Document segment:
BEGIN

Linear algebra part 7 - Angle between vectors

In the last post we proved that the dot product of perpendicular vectors is zero. In this post we will show how you can calculate the angle between any two vectors using the dot product. First, I need to introduce you to the concept of unit vectors.

Unit vectors

A unit vector is any vector with a length of one. If you need a refresher on how to calculate the length of a vector look at this previous post.

The most obvious examples of unit vectors are probably $(1, 0)$ , $(0, 1)$ , $(0, 1, 0)$ and so on. But there are an infinite number of unit vectors. For example, $(0.2, 0.98)$ and $(0.7, 0.3, 0.65)$ are also unit vectors.

For the purpose of calculating the angle between vectors, an important unit vector is $(\cos \theta, \sin \theta)$ . Let us take a moment to prove that $(\cos \theta, \sin \theta)$ definitely is a unit vector. What we are saying is that the lenght of $(\cos \theta, \sin \theta)$ is one:

\sqrt{\cos^2 \theta + \sin^2 \theta} = 1

Since one squared equals one, this simplifies to:

\cos^2 \theta + \sin^2 \theta = 1

Some of you might already recognise that proof from triganometry, but let us step through it as refresher. Consider a circle of radius one. The length of any line between the origin and the circle will be one, this is just the radius. Let us draw this line in the top right (positive x and y) quadrant of the graph and define the angle between the line and the positive x axis as $\theta$ .

END

Entries provided:
BEGIN

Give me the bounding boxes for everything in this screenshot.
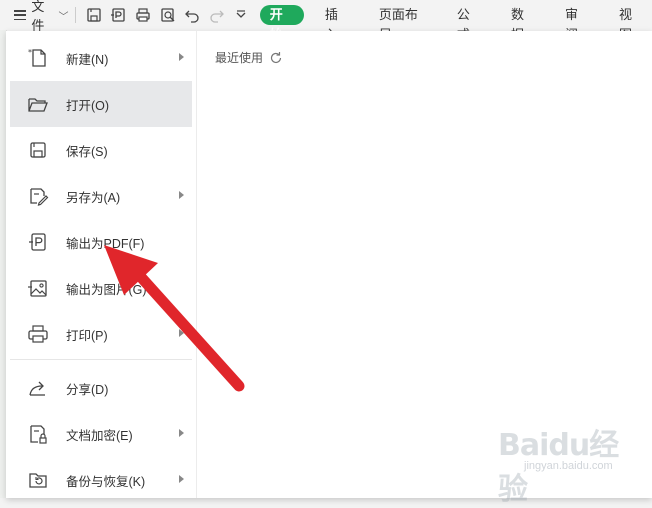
toolbar-divider (74, 7, 76, 23)
new-doc-icon: * (26, 46, 50, 70)
backup-restore-icon (26, 468, 50, 492)
export-pdf-icon (26, 230, 50, 254)
file-menu-button[interactable]: 文件 ﹀ (14, 0, 69, 33)
menu-item-save-as[interactable]: 另存为(A) (10, 173, 192, 219)
redo-icon[interactable] (209, 6, 226, 24)
watermark-url: jingyan.baidu.com (524, 460, 613, 472)
menu-item-label: 输出为图片(G) (66, 282, 147, 297)
export-pdf-icon[interactable] (110, 6, 127, 24)
menu-item-label: 打印(P) (66, 328, 108, 343)
tab-home[interactable]: 开始 (259, 5, 304, 42)
tab-formulas[interactable]: 公式 (448, 5, 490, 42)
menu-item-encrypt[interactable]: 文档加密(E) (10, 411, 192, 457)
share-icon (26, 376, 50, 400)
print-preview-icon[interactable] (159, 6, 176, 24)
chevron-right-icon (179, 475, 184, 483)
tab-insert[interactable]: 插入 (316, 5, 358, 42)
save-as-icon (26, 184, 50, 208)
save-icon (26, 138, 50, 162)
menu-item-label: 备份与恢复(K) (66, 474, 146, 489)
chevron-down-icon: ﹀ (58, 11, 69, 23)
menu-item-label: 新建(N) (66, 52, 109, 67)
recent-title: 最近使用 (215, 51, 264, 65)
menu-item-label: 分享(D) (66, 382, 109, 397)
svg-text:*: * (28, 48, 32, 57)
menu-item-backup[interactable]: 备份与恢复(K) (10, 457, 192, 503)
menu-item-label: 文档加密(E) (66, 428, 133, 443)
menu-item-print[interactable]: 打印(P) (10, 311, 192, 357)
menu-divider (10, 359, 192, 360)
menu-item-save[interactable]: 保存(S) (10, 127, 192, 173)
tab-page-layout[interactable]: 页面布局 (370, 5, 436, 42)
chevron-right-icon (179, 429, 184, 437)
export-image-icon (26, 276, 50, 300)
chevron-right-icon (179, 191, 184, 199)
more-dropdown-icon[interactable] (233, 6, 250, 24)
hamburger-icon (14, 10, 27, 20)
refresh-icon[interactable] (269, 51, 283, 65)
recent-section-header: 最近使用 (215, 49, 283, 66)
folder-open-icon (26, 92, 50, 116)
menu-item-label: 另存为(A) (66, 190, 121, 205)
menu-item-label: 保存(S) (66, 144, 108, 159)
file-menu-list: * 新建(N) 打开(O) 保存(S) 另存为(A) 输出为PDF(F) 输出为… (6, 31, 197, 498)
menu-item-label: 打开(O) (66, 98, 110, 113)
watermark: Baidu经验 jingyan.baidu.com (494, 420, 644, 507)
undo-icon[interactable] (184, 6, 201, 24)
print-icon (26, 322, 50, 346)
menu-item-export-pdf[interactable]: 输出为PDF(F) (10, 219, 192, 265)
print-icon[interactable] (135, 6, 152, 24)
menu-item-new[interactable]: * 新建(N) (10, 35, 192, 81)
encrypt-doc-icon (26, 422, 50, 446)
chevron-right-icon (179, 53, 184, 61)
menu-item-open[interactable]: 打开(O) (10, 81, 192, 127)
save-icon[interactable] (85, 6, 102, 24)
tab-review[interactable]: 审阅 (556, 5, 598, 42)
menu-item-export-image[interactable]: 输出为图片(G) (10, 265, 192, 311)
tab-data[interactable]: 数据 (502, 5, 544, 42)
tab-view[interactable]: 视图 (610, 5, 652, 42)
chevron-right-icon (179, 329, 184, 337)
menu-item-label: 输出为PDF(F) (66, 236, 145, 251)
toolbar: 文件 ﹀ 开始 插入 页面布局 公式 数据 审阅 视图 (0, 0, 652, 42)
file-menu-label: 文件 (31, 0, 45, 33)
menu-item-share[interactable]: 分享(D) (10, 365, 192, 411)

END

Goal 1: Please present the lines of the records from the one containing "toolbar-divider (74, 7, 76, 23)" down to the one containing "save-icon (26, 138, 50, 162)", both included, as a Markdown table with columns headed Row and Entry. Number each row and leave out any blank lines.
Goal 2: Extend the post on the angle between vectors, starting right after its final sentence.

Written reply 1:
| Row | Entry |
|---|---|
| 1 | toolbar-divider (74, 7, 76, 23) |
| 2 | new-doc-icon: * (26, 46, 50, 70) |
| 3 | backup-restore-icon (26, 468, 50, 492) |
| 4 | export-pdf-icon (26, 230, 50, 254) |
| 5 | file-menu-button[interactable]: 文件 ﹀ (14, 0, 69, 33) |
| 6 | menu-item-save-as[interactable]: 另存为(A) (10, 173, 192, 219) |
| 7 | redo-icon[interactable] (209, 6, 226, 24) |
| 8 | watermark-url: jingyan.baidu.com (524, 460, 613, 472) |
| 9 | menu-item-label: 输出为图片(G) (66, 282, 147, 297) |
| 10 | export-pdf-icon[interactable] (110, 6, 127, 24) |
| 11 | menu-item-label: 打印(P) (66, 328, 108, 343) |
| 12 | tab-home[interactable]: 开始 (259, 5, 304, 42) |
| 13 | tab-formulas[interactable]: 公式 (448, 5, 490, 42) |
| 14 | menu-item-encrypt[interactable]: 文档加密(E) (10, 411, 192, 457) |
| 15 | share-icon (26, 376, 50, 400) |
| 16 | print-preview-icon[interactable] (159, 6, 176, 24) |
| 17 | chevron-right-icon (179, 475, 184, 483) |
| 18 | tab-insert[interactable]: 插入 (316, 5, 358, 42) |
| 19 | save-as-icon (26, 184, 50, 208) |
| 20 | save-icon (26, 138, 50, 162) |

Written reply 2:
Consider the right angle triangle created by that radius and the positive x axis. The hypotenuse of that triangle is the radius of the circle. The side adjacent to the angle $\theta$ is the x value. The side opposite to the angle $\theta$ is the y value.

Remember the definitions of cos and sine from triganometry:

\sin \theta = \frac{opposite}{hypotenuse} \quad \quad \cos \theta = \frac{adjacent}{hypotenuse}

In this case we know the hypotenuse has length one, can simplify these equations to:

\sin \theta = opposite \quad \quad \cos \theta = adjacent

Or in other terms:

x = \cos \theta \quad \quad y = \sin \theta

It should the be a small leap to say that if hypotenuse in this example is a vector, $\mathbf{u}$ , then:

\mathbf{u} = \begin{bmatrix} \cos \theta \\ \sin \theta \end{bmatrix}

Since we know that the length of $\mathbf{u}$ is one, we know that $(\cos \theta, \sin \theta)$ is a unit vector.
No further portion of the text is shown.